Problem: Omit every picture, then give all the entries again exactly.

──────── Data for processing ────────

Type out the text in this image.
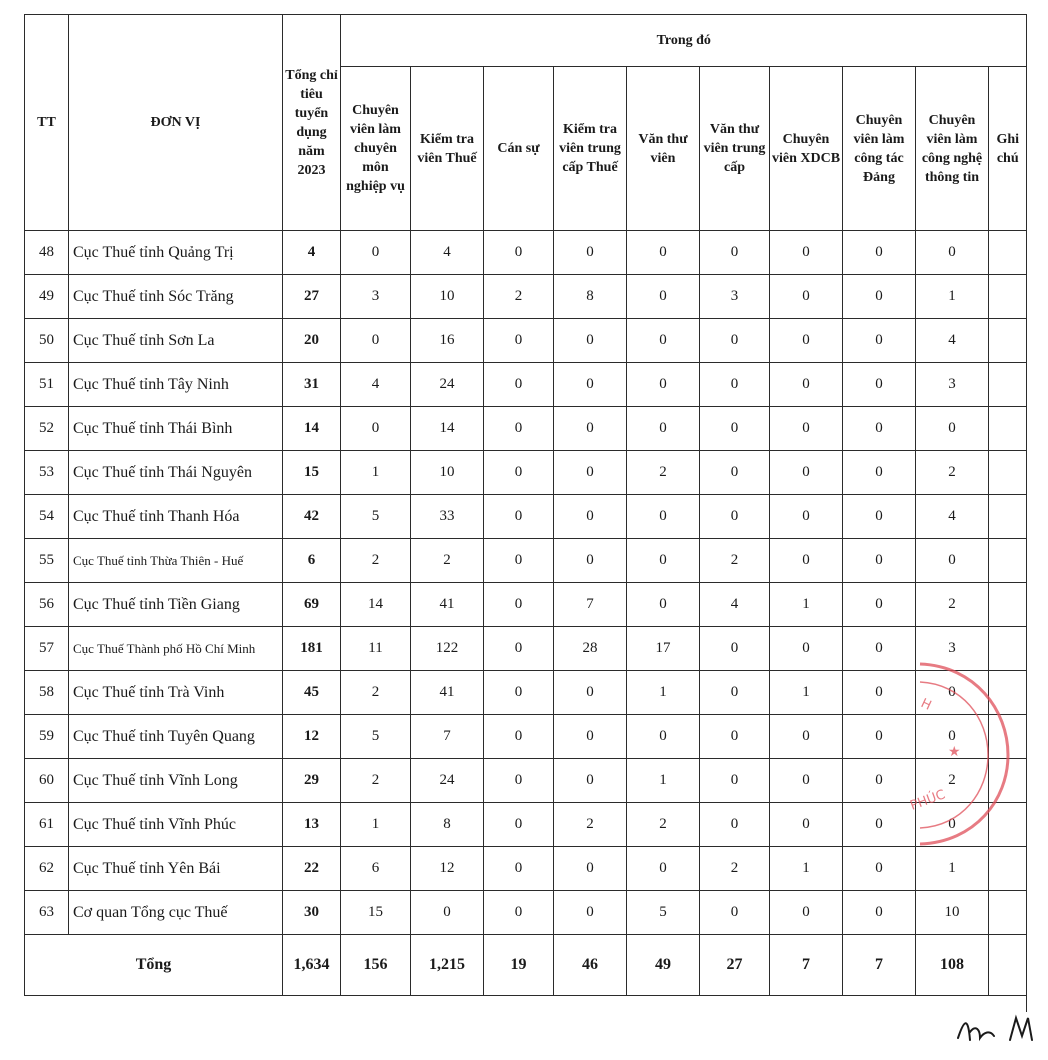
TT	ĐƠN VỊ	Tổng chỉ tiêu tuyển dụng năm 2023	Trong đó									
			Chuyên viên làm chuyên môn nghiệp vụ	Kiểm tra viên Thuế	Cán sự	Kiểm tra viên trung cấp Thuế	Văn thư viên	Văn thư viên trung cấp	Chuyên viên XDCB	Chuyên viên làm công tác Đảng	Chuyên viên làm công nghệ thông tin	Ghi chú
48	Cục Thuế tỉnh Quảng Trị	4	0	4	0	0	0	0	0	0	0	
49	Cục Thuế tỉnh Sóc Trăng	27	3	10	2	8	0	3	0	0	1	
50	Cục Thuế tỉnh Sơn La	20	0	16	0	0	0	0	0	0	4	
51	Cục Thuế tỉnh Tây Ninh	31	4	24	0	0	0	0	0	0	3	
52	Cục Thuế tỉnh Thái Bình	14	0	14	0	0	0	0	0	0	0	
53	Cục Thuế tỉnh Thái Nguyên	15	1	10	0	0	2	0	0	0	2	
54	Cục Thuế tỉnh Thanh Hóa	42	5	33	0	0	0	0	0	0	4	
55	Cục Thuế tỉnh Thừa Thiên - Huế	6	2	2	0	0	0	2	0	0	0	
56	Cục Thuế tỉnh Tiền Giang	69	14	41	0	7	0	4	1	0	2	
57	Cục Thuế Thành phố Hồ Chí Minh	181	11	122	0	28	17	0	0	0	3	
58	Cục Thuế tỉnh Trà Vinh	45	2	41	0	0	1	0	1	0	0	
59	Cục Thuế tỉnh Tuyên Quang	12	5	7	0	0	0	0	0	0	0	
60	Cục Thuế tỉnh Vĩnh Long	29	2	24	0	0	1	0	0	0	2	
61	Cục Thuế tỉnh Vĩnh Phúc	13	1	8	0	2	2	0	0	0	0	
62	Cục Thuế tỉnh Yên Bái	22	6	12	0	0	0	2	1	0	1	
63	Cơ quan Tổng cục Thuế	30	15	0	0	0	5	0	0	0	10	
Tổng		1,634	156	1,215	19	46	49	27	7	7	108	
H
PHÚC
★
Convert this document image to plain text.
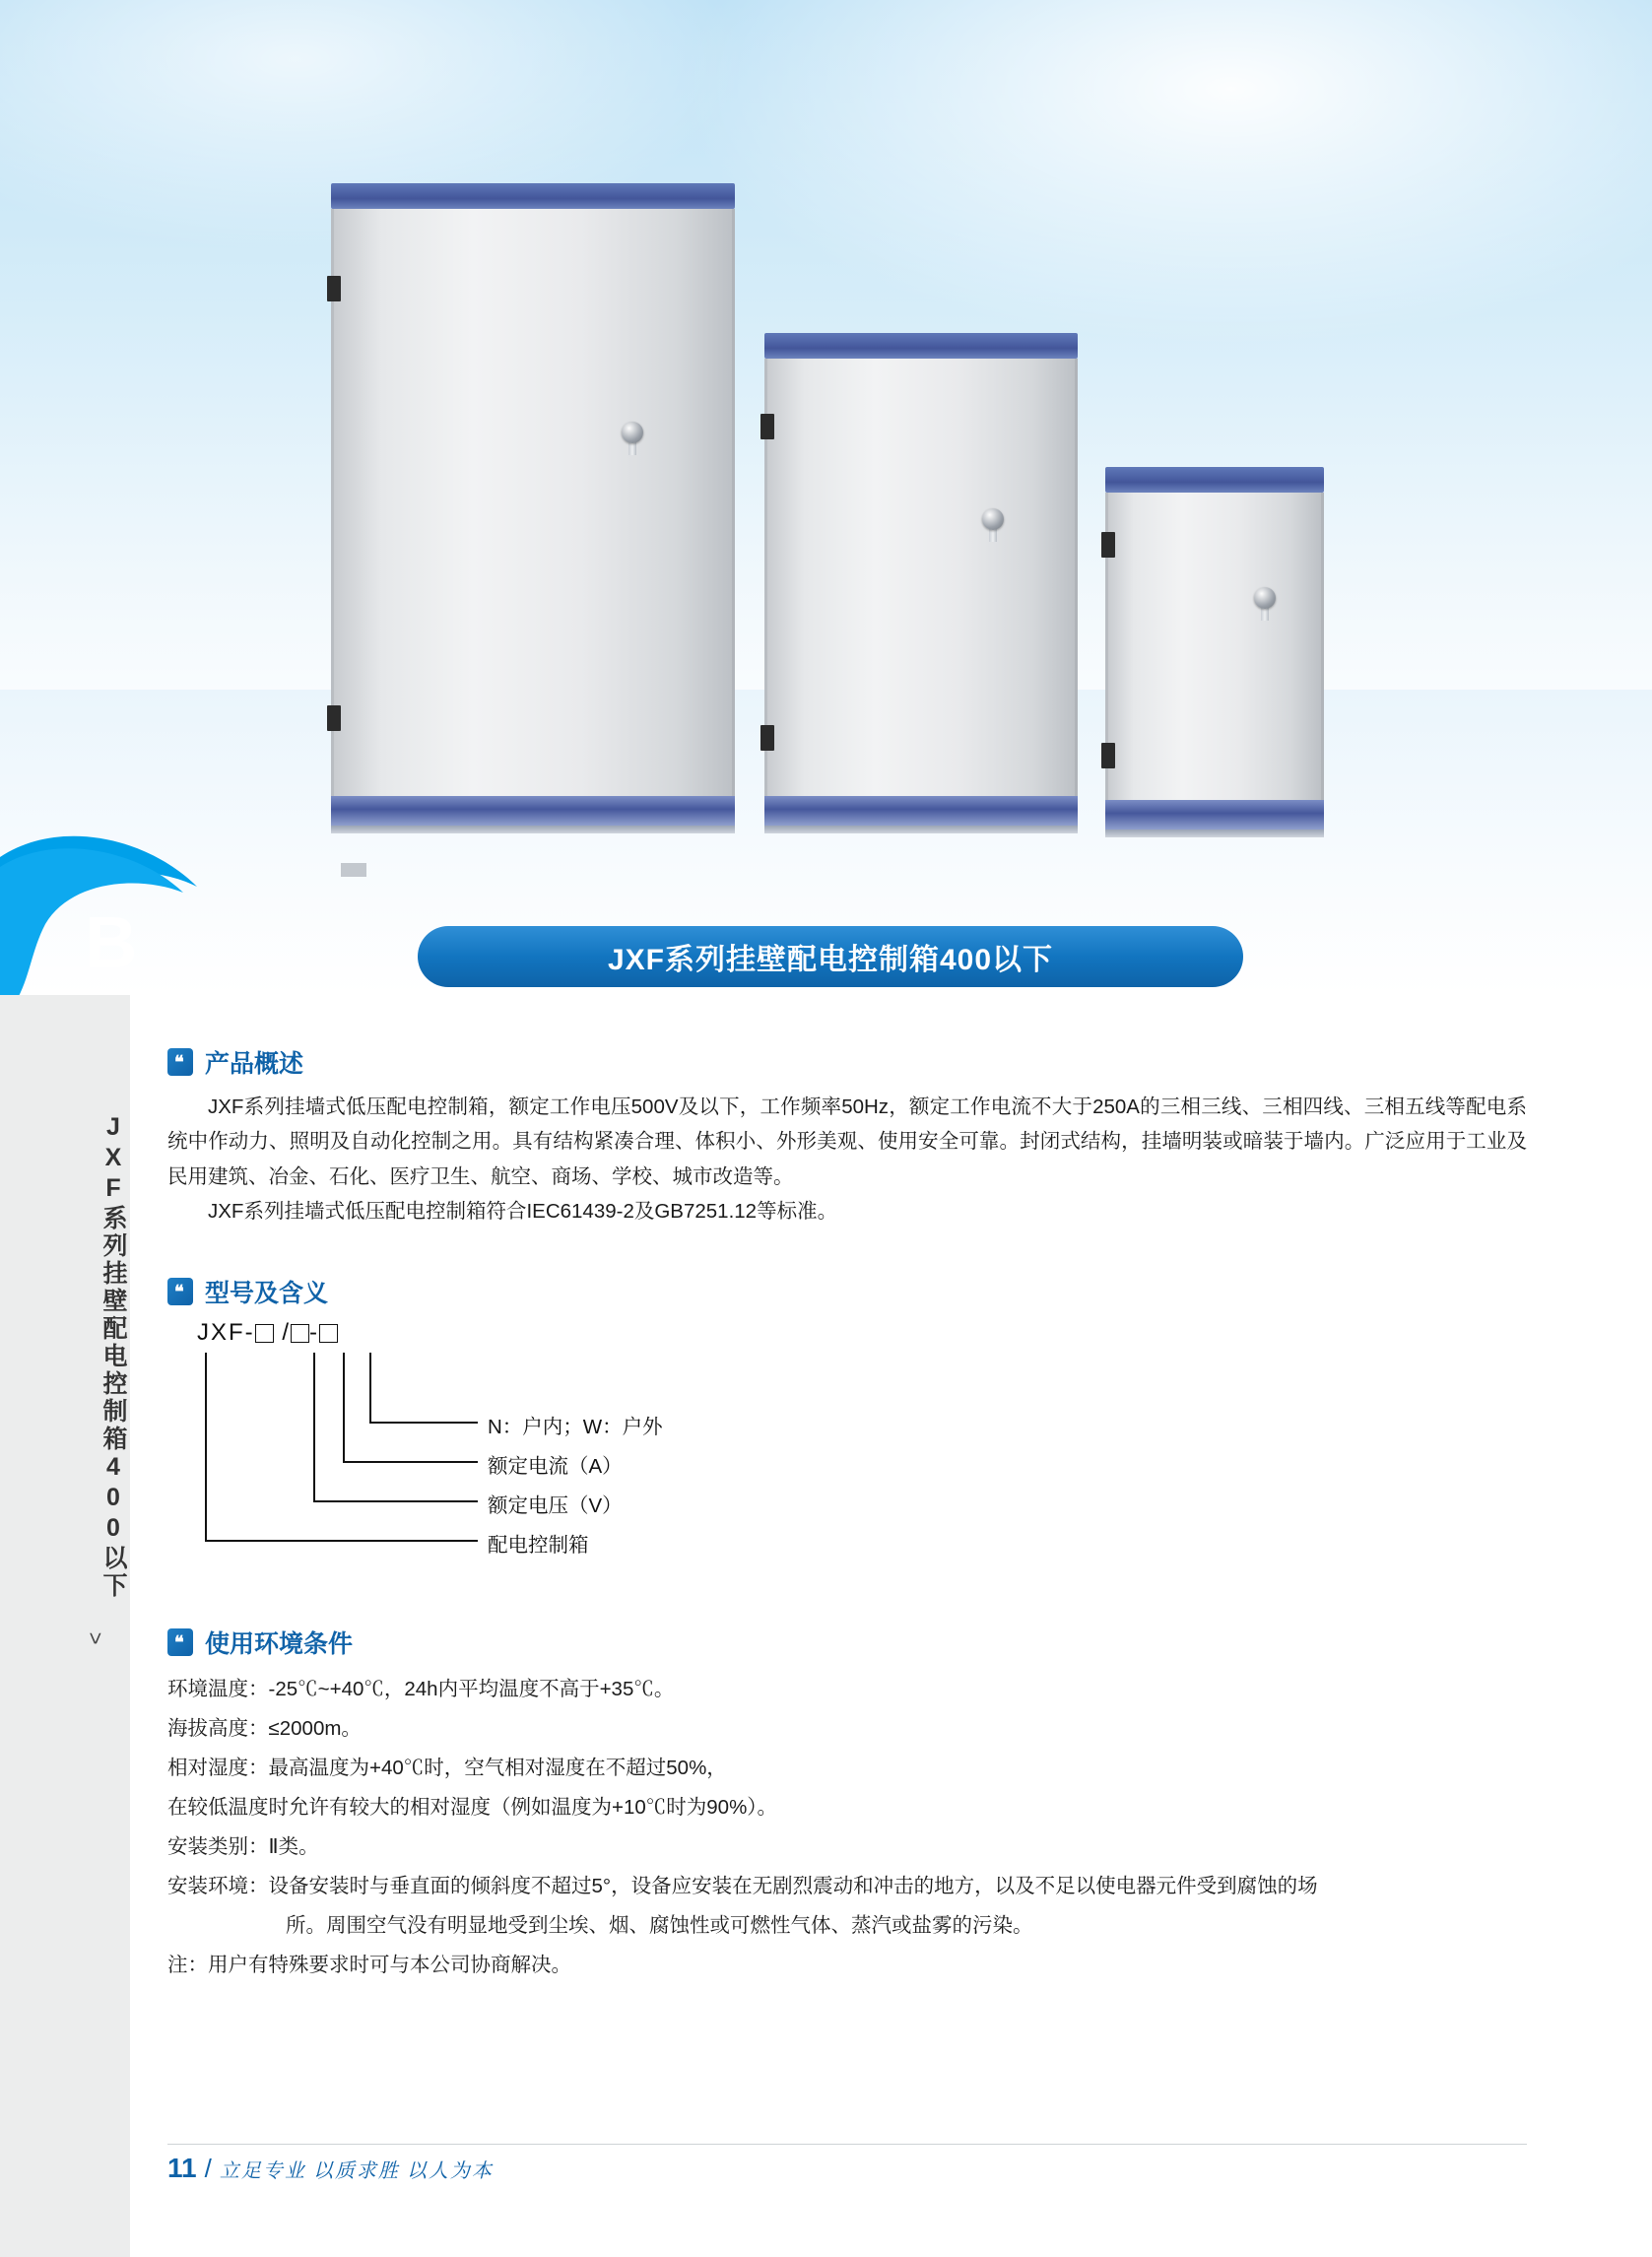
B
JXF系列挂壁配电控制箱400以下
>
JXF系列挂壁配电控制箱400以下
❝ 产品概述

JXF系列挂墙式低压配电控制箱，额定工作电压500V及以下，工作频率50Hz，额定工作电流不大于250A的三相三线、三相四线、三相五线等配电系统中作动力、照明及自动化控制之用。具有结构紧凑合理、体积小、外形美观、使用安全可靠。封闭式结构，挂墙明装或暗装于墙内。广泛应用于工业及民用建筑、冶金、石化、医疗卫生、航空、商场、学校、城市改造等。

JXF系列挂墙式低压配电控制箱符合IEC61439-2及GB7251.12等标准。

❝ 型号及含义
JXF- / -
N：户内；W：户外
额定电流（A）
额定电压（V）
配电控制箱
❝ 使用环境条件
环境温度：-25℃~+40℃，24h内平均温度不高于+35℃。
海拔高度：≤2000m。
相对湿度：最高温度为+40℃时，空气相对湿度在不超过50%，
在较低温度时允许有较大的相对湿度（例如温度为+10℃时为90%）。
安装类别：Ⅱ类。
安装环境：设备安装时与垂直面的倾斜度不超过5°，设备应安装在无剧烈震动和冲击的地方，以及不足以使电器元件受到腐蚀的场
所。周围空气没有明显地受到尘埃、烟、腐蚀性或可燃性气体、蒸汽或盐雾的污染。
注：用户有特殊要求时可与本公司协商解决。
11 / 立足专业 以质求胜 以人为本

────────

Task response:
Type out the text in this image.
TT	ĐƠN VỊ	Tổng chỉ tiêu tuyển dụng năm 2023	Trong đó									
			Chuyên viên làm chuyên môn nghiệp vụ	Kiểm tra viên Thuế	Cán sự	Kiểm tra viên trung cấp Thuế	Văn thư viên	Văn thư viên trung cấp	Chuyên viên XDCB	Chuyên viên làm công tác Đảng	Chuyên viên làm công nghệ thông tin	Ghi chú
48	Cục Thuế tỉnh Quảng Trị	4	0	4	0	0	0	0	0	0	0	
49	Cục Thuế tỉnh Sóc Trăng	27	3	10	2	8	0	3	0	0	1	
50	Cục Thuế tỉnh Sơn La	20	0	16	0	0	0	0	0	0	4	
51	Cục Thuế tỉnh Tây Ninh	31	4	24	0	0	0	0	0	0	3	
52	Cục Thuế tỉnh Thái Bình	14	0	14	0	0	0	0	0	0	0	
53	Cục Thuế tỉnh Thái Nguyên	15	1	10	0	0	2	0	0	0	2	
54	Cục Thuế tỉnh Thanh Hóa	42	5	33	0	0	0	0	0	0	4	
55	Cục Thuế tỉnh Thừa Thiên - Huế	6	2	2	0	0	0	2	0	0	0	
56	Cục Thuế tỉnh Tiền Giang	69	14	41	0	7	0	4	1	0	2	
57	Cục Thuế Thành phố Hồ Chí Minh	181	11	122	0	28	17	0	0	0	3	
58	Cục Thuế tỉnh Trà Vinh	45	2	41	0	0	1	0	1	0	0	
59	Cục Thuế tỉnh Tuyên Quang	12	5	7	0	0	0	0	0	0	0	
60	Cục Thuế tỉnh Vĩnh Long	29	2	24	0	0	1	0	0	0	2	
61	Cục Thuế tỉnh Vĩnh Phúc	13	1	8	0	2	2	0	0	0	0	
62	Cục Thuế tỉnh Yên Bái	22	6	12	0	0	0	2	1	0	1	
63	Cơ quan Tổng cục Thuế	30	15	0	0	0	5	0	0	0	10	
Tổng		1,634	156	1,215	19	46	49	27	7	7	108	
H
PHÚC
★
Convert this document image to plain text.
B
JXF系列挂壁配电控制箱400以下
>
JXF系列挂壁配电控制箱400以下
❝ 产品概述

JXF系列挂墙式低压配电控制箱，额定工作电压500V及以下，工作频率50Hz，额定工作电流不大于250A的三相三线、三相四线、三相五线等配电系统中作动力、照明及自动化控制之用。具有结构紧凑合理、体积小、外形美观、使用安全可靠。封闭式结构，挂墙明装或暗装于墙内。广泛应用于工业及民用建筑、冶金、石化、医疗卫生、航空、商场、学校、城市改造等。

JXF系列挂墙式低压配电控制箱符合IEC61439-2及GB7251.12等标准。

❝ 型号及含义
JXF- / -
N：户内；W：户外
额定电流（A）
额定电压（V）
配电控制箱
❝ 使用环境条件
环境温度：-25℃~+40℃，24h内平均温度不高于+35℃。
海拔高度：≤2000m。
相对湿度：最高温度为+40℃时，空气相对湿度在不超过50%，
在较低温度时允许有较大的相对湿度（例如温度为+10℃时为90%）。
安装类别：Ⅱ类。
安装环境：设备安装时与垂直面的倾斜度不超过5°，设备应安装在无剧烈震动和冲击的地方，以及不足以使电器元件受到腐蚀的场
所。周围空气没有明显地受到尘埃、烟、腐蚀性或可燃性气体、蒸汽或盐雾的污染。
注：用户有特殊要求时可与本公司协商解决。
11 / 立足专业 以质求胜 以人为本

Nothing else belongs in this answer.